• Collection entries
______

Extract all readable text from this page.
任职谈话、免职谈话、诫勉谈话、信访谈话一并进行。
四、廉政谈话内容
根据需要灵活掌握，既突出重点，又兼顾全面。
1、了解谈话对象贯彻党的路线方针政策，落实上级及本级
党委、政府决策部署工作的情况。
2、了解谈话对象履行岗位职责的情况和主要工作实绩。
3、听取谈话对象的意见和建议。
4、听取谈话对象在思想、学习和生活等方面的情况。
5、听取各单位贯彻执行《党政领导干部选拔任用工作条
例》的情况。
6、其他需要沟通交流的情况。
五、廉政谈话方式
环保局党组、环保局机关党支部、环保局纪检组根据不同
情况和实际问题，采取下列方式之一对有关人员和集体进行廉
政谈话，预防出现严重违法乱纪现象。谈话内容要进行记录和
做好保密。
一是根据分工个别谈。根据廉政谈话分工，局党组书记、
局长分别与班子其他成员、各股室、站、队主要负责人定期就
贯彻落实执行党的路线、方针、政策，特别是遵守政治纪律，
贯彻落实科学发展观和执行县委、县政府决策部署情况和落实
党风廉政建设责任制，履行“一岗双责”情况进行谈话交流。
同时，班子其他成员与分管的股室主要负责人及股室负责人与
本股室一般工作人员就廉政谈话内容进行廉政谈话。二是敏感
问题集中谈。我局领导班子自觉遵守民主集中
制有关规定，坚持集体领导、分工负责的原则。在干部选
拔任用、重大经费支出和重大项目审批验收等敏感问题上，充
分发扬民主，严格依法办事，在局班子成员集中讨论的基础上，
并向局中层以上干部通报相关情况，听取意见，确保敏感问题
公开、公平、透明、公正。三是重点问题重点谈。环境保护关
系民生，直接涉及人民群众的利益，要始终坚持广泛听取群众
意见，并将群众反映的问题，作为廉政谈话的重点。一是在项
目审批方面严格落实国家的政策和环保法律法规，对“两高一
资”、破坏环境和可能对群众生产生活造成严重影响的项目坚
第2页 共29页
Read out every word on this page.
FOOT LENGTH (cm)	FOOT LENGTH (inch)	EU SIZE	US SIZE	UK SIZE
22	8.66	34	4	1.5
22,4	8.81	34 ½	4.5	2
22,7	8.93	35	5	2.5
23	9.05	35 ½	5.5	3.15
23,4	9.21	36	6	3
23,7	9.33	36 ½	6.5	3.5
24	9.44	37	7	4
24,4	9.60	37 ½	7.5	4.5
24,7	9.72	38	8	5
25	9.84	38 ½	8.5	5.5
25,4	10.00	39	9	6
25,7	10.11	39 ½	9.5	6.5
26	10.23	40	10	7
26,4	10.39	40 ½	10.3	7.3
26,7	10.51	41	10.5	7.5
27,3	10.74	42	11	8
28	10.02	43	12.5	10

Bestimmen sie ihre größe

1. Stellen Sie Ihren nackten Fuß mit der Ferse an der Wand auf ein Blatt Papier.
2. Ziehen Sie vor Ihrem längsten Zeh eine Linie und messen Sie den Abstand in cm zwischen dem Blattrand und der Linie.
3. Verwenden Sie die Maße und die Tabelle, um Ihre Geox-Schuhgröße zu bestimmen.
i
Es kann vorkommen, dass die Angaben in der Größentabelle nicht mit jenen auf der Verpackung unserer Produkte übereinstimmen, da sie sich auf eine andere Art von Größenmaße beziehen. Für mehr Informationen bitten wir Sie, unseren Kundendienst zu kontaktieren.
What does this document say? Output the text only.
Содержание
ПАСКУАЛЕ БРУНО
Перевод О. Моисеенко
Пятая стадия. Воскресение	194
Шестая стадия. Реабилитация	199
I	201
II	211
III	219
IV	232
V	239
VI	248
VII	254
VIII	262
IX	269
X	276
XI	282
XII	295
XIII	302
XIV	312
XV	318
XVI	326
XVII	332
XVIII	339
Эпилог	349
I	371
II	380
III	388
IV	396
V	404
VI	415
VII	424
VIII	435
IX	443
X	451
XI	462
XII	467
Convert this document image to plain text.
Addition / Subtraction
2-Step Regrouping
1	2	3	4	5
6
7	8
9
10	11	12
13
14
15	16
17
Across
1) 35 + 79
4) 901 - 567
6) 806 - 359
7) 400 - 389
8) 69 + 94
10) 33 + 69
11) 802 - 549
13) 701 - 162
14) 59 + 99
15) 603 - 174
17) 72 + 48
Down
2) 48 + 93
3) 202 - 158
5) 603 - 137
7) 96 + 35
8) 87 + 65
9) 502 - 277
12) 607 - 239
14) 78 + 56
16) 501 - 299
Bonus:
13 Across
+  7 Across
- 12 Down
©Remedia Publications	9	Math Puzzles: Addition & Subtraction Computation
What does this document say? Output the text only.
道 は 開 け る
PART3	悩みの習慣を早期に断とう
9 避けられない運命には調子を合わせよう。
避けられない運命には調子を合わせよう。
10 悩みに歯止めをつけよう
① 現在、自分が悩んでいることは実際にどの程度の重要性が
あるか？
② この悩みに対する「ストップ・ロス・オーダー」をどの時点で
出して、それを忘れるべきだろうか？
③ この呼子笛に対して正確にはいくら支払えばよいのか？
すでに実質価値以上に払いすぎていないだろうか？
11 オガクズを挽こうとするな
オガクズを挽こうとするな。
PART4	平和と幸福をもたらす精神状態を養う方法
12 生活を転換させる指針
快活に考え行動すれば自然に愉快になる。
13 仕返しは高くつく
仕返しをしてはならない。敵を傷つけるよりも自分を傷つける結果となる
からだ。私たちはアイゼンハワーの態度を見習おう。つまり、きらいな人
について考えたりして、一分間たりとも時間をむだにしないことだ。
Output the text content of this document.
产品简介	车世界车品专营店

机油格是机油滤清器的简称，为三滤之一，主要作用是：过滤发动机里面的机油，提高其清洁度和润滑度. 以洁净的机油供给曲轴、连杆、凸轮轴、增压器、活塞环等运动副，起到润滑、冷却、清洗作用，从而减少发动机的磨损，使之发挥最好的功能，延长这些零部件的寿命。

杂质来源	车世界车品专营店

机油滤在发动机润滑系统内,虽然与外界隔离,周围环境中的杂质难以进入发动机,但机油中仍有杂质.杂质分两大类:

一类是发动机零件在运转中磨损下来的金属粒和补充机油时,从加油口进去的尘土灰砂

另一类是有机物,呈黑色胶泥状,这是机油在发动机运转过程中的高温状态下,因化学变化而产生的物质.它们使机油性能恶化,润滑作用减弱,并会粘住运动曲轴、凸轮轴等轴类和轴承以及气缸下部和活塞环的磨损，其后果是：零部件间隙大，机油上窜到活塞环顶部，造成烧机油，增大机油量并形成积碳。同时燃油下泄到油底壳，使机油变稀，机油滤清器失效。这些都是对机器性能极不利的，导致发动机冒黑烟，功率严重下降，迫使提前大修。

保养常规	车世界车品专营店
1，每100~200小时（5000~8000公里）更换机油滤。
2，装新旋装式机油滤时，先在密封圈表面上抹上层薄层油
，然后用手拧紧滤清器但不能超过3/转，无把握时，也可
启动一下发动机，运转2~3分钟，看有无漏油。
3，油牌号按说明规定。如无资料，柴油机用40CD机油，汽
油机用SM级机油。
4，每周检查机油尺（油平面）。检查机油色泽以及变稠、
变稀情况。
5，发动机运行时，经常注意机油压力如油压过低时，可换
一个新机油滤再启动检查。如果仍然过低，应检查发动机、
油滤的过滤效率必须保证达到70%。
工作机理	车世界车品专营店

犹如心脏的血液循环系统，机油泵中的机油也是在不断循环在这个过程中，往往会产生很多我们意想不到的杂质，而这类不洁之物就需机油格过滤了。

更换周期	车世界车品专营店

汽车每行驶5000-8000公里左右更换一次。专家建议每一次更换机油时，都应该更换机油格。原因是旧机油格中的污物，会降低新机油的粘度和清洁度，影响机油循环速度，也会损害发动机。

______

Filter the listing above by the word "避けられない運命には調子を合わせよう"; copy each line that passes.

• Result of this task
9 避けられない運命には調子を合わせよう。
避けられない運命には調子を合わせよう。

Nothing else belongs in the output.